┌─ MATERIALS PROVIDED
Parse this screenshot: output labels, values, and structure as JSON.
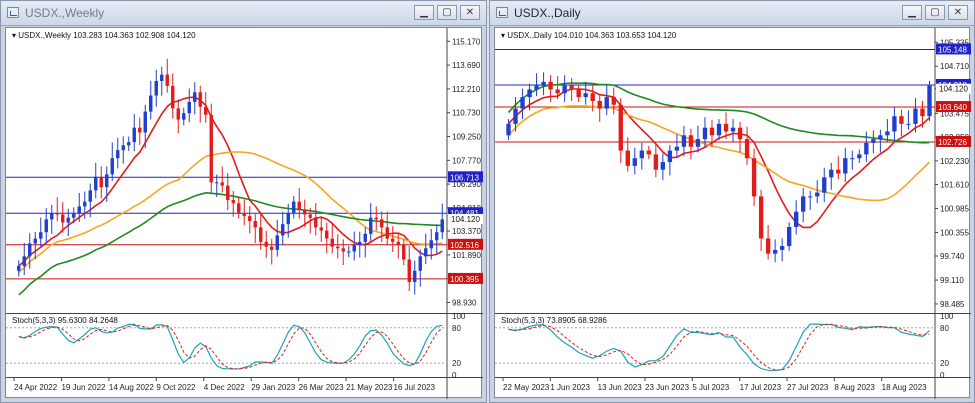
{
  "windows": [
    {
      "title": "USDX.,Weekly",
      "header": "USDX.,Weekly  103.283 104.363 102.908 104.120",
      "stoch_label": "Stoch(5,3,3) 95.6300 84.2648",
      "price_ticks": [
        "115.170",
        "113.690",
        "112.210",
        "110.730",
        "109.250",
        "107.770",
        "106.290",
        "104.810",
        "103.370",
        "101.890",
        "100.410",
        "98.930"
      ],
      "price_range": [
        98.4,
        115.5
      ],
      "hlines": [
        {
          "value": 106.713,
          "label": "106.713",
          "color": "#2222cc"
        },
        {
          "value": 104.481,
          "label": "104.481",
          "color": "#2222cc"
        },
        {
          "value": 102.516,
          "label": "102.516",
          "color": "#cc1111"
        },
        {
          "value": 100.395,
          "label": "100.395",
          "color": "#cc1111"
        }
      ],
      "current_price": "104.120",
      "stoch_ticks": [
        "100",
        "80",
        "20",
        "0"
      ],
      "date_labels": [
        "24 Apr 2022",
        "19 Jun 2022",
        "14 Aug 2022",
        "9 Oct 2022",
        "4 Dec 2022",
        "29 Jan 2023",
        "26 Mar 2023",
        "21 May 2023",
        "16 Jul 2023"
      ]
    },
    {
      "title": "USDX.,Daily",
      "header": "USDX.,Daily  104.010 104.363 103.653 104.120",
      "stoch_label": "Stoch(5,3,3) 73.8905 68.9286",
      "price_ticks": [
        "105.335",
        "104.710",
        "104.120",
        "103.475",
        "102.850",
        "102.230",
        "101.610",
        "100.985",
        "100.355",
        "99.740",
        "99.110",
        "98.485"
      ],
      "price_range": [
        98.3,
        105.5
      ],
      "hlines": [
        {
          "value": 105.148,
          "label": "105.148",
          "color": "#2222cc"
        },
        {
          "value": 104.218,
          "label": "104.218",
          "color": "#2222cc"
        },
        {
          "value": 103.64,
          "label": "103.640",
          "color": "#cc1111"
        },
        {
          "value": 102.726,
          "label": "102.726",
          "color": "#cc1111"
        }
      ],
      "current_price": "104.120",
      "stoch_ticks": [
        "100",
        "80",
        "20",
        "0"
      ],
      "date_labels": [
        "22 May 2023",
        "1 Jun 2023",
        "13 Jun 2023",
        "23 Jun 2023",
        "5 Jul 2023",
        "17 Jul 2023",
        "27 Jul 2023",
        "8 Aug 2023",
        "18 Aug 2023"
      ]
    }
  ],
  "chart_data": [
    {
      "type": "candlestick",
      "title": "USDX.,Weekly",
      "series": [
        {
          "name": "price_close_path",
          "values": [
            101.2,
            101.8,
            102.6,
            102.9,
            103.3,
            104.1,
            104.5,
            104.4,
            103.9,
            104.2,
            104.5,
            104.9,
            105.2,
            105.9,
            106.7,
            106.1,
            106.9,
            107.9,
            108.4,
            108.7,
            108.9,
            109.8,
            109.5,
            110.8,
            111.8,
            112.7,
            113.1,
            112.4,
            111.0,
            110.3,
            110.7,
            111.4,
            112.0,
            111.1,
            110.6,
            106.4,
            106.4,
            106.2,
            105.3,
            105.1,
            104.5,
            104.3,
            104.0,
            103.6,
            102.7,
            102.4,
            102.2,
            103.1,
            103.8,
            104.5,
            105.2,
            104.7,
            104.4,
            104.2,
            103.6,
            103.4,
            102.9,
            102.4,
            102.3,
            102.1,
            102.1,
            102.5,
            102.7,
            103.2,
            104.2,
            104.1,
            103.6,
            102.9,
            102.7,
            102.5,
            101.6,
            100.2,
            100.9,
            101.8,
            102.3,
            102.8,
            103.3,
            104.1
          ]
        }
      ]
    },
    {
      "type": "candlestick",
      "title": "USDX.,Daily",
      "series": [
        {
          "name": "price_close_path",
          "values": [
            103.2,
            103.6,
            103.9,
            104.1,
            104.2,
            104.3,
            104.1,
            104.0,
            104.2,
            104.1,
            103.9,
            104.0,
            103.8,
            103.6,
            103.9,
            103.7,
            102.5,
            102.1,
            102.3,
            102.5,
            102.4,
            102.0,
            102.2,
            102.5,
            102.6,
            102.9,
            102.6,
            102.8,
            103.1,
            102.9,
            103.2,
            103.0,
            103.1,
            102.8,
            102.3,
            101.3,
            100.2,
            99.8,
            99.9,
            100.0,
            100.5,
            100.9,
            101.3,
            101.3,
            101.4,
            101.8,
            102.0,
            101.9,
            102.3,
            102.3,
            102.4,
            102.7,
            102.8,
            102.9,
            103.0,
            103.4,
            103.2,
            103.2,
            103.6,
            103.4,
            104.2
          ]
        }
      ]
    }
  ]
}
└─
_DESCRIPTION OF THE TASK_
Quote every record above exactly, omitting any pictures they contain.

_IN RESPONSE_
Parse this screenshot: output labels, values, and structure as JSON.
{
  "windows": [
    {
      "title": "USDX.,Weekly",
      "header": "USDX.,Weekly  103.283 104.363 102.908 104.120",
      "stoch_label": "Stoch(5,3,3) 95.6300 84.2648",
      "price_ticks": [
        "115.170",
        "113.690",
        "112.210",
        "110.730",
        "109.250",
        "107.770",
        "106.290",
        "104.810",
        "103.370",
        "101.890",
        "100.410",
        "98.930"
      ],
      "price_range": [
        98.4,
        115.5
      ],
      "hlines": [
        {
          "value": 106.713,
          "label": "106.713",
          "color": "#2222cc"
        },
        {
          "value": 104.481,
          "label": "104.481",
          "color": "#2222cc"
        },
        {
          "value": 102.516,
          "label": "102.516",
          "color": "#cc1111"
        },
        {
          "value": 100.395,
          "label": "100.395",
          "color": "#cc1111"
        }
      ],
      "current_price": "104.120",
      "stoch_ticks": [
        "100",
        "80",
        "20",
        "0"
      ],
      "date_labels": [
        "24 Apr 2022",
        "19 Jun 2022",
        "14 Aug 2022",
        "9 Oct 2022",
        "4 Dec 2022",
        "29 Jan 2023",
        "26 Mar 2023",
        "21 May 2023",
        "16 Jul 2023"
      ]
    },
    {
      "title": "USDX.,Daily",
      "header": "USDX.,Daily  104.010 104.363 103.653 104.120",
      "stoch_label": "Stoch(5,3,3) 73.8905 68.9286",
      "price_ticks": [
        "105.335",
        "104.710",
        "104.120",
        "103.475",
        "102.850",
        "102.230",
        "101.610",
        "100.985",
        "100.355",
        "99.740",
        "99.110",
        "98.485"
      ],
      "price_range": [
        98.3,
        105.5
      ],
      "hlines": [
        {
          "value": 105.148,
          "label": "105.148",
          "color": "#2222cc"
        },
        {
          "value": 104.218,
          "label": "104.218",
          "color": "#2222cc"
        },
        {
          "value": 103.64,
          "label": "103.640",
          "color": "#cc1111"
        },
        {
          "value": 102.726,
          "label": "102.726",
          "color": "#cc1111"
        }
      ],
      "current_price": "104.120",
      "stoch_ticks": [
        "100",
        "80",
        "20",
        "0"
      ],
      "date_labels": [
        "22 May 2023",
        "1 Jun 2023",
        "13 Jun 2023",
        "23 Jun 2023",
        "5 Jul 2023",
        "17 Jul 2023",
        "27 Jul 2023",
        "8 Aug 2023",
        "18 Aug 2023"
      ]
    }
  ],
  "chart_data": [
    {
      "type": "candlestick",
      "title": "USDX.,Weekly",
      "series": [
        {
          "name": "price_close_path",
          "values": [
            101.2,
            101.8,
            102.6,
            102.9,
            103.3,
            104.1,
            104.5,
            104.4,
            103.9,
            104.2,
            104.5,
            104.9,
            105.2,
            105.9,
            106.7,
            106.1,
            106.9,
            107.9,
            108.4,
            108.7,
            108.9,
            109.8,
            109.5,
            110.8,
            111.8,
            112.7,
            113.1,
            112.4,
            111.0,
            110.3,
            110.7,
            111.4,
            112.0,
            111.1,
            110.6,
            106.4,
            106.4,
            106.2,
            105.3,
            105.1,
            104.5,
            104.3,
            104.0,
            103.6,
            102.7,
            102.4,
            102.2,
            103.1,
            103.8,
            104.5,
            105.2,
            104.7,
            104.4,
            104.2,
            103.6,
            103.4,
            102.9,
            102.4,
            102.3,
            102.1,
            102.1,
            102.5,
            102.7,
            103.2,
            104.2,
            104.1,
            103.6,
            102.9,
            102.7,
            102.5,
            101.6,
            100.2,
            100.9,
            101.8,
            102.3,
            102.8,
            103.3,
            104.1
          ]
        }
      ]
    },
    {
      "type": "candlestick",
      "title": "USDX.,Daily",
      "series": [
        {
          "name": "price_close_path",
          "values": [
            103.2,
            103.6,
            103.9,
            104.1,
            104.2,
            104.3,
            104.1,
            104.0,
            104.2,
            104.1,
            103.9,
            104.0,
            103.8,
            103.6,
            103.9,
            103.7,
            102.5,
            102.1,
            102.3,
            102.5,
            102.4,
            102.0,
            102.2,
            102.5,
            102.6,
            102.9,
            102.6,
            102.8,
            103.1,
            102.9,
            103.2,
            103.0,
            103.1,
            102.8,
            102.3,
            101.3,
            100.2,
            99.8,
            99.9,
            100.0,
            100.5,
            100.9,
            101.3,
            101.3,
            101.4,
            101.8,
            102.0,
            101.9,
            102.3,
            102.3,
            102.4,
            102.7,
            102.8,
            102.9,
            103.0,
            103.4,
            103.2,
            103.2,
            103.6,
            103.4,
            104.2
          ]
        }
      ]
    }
  ]
}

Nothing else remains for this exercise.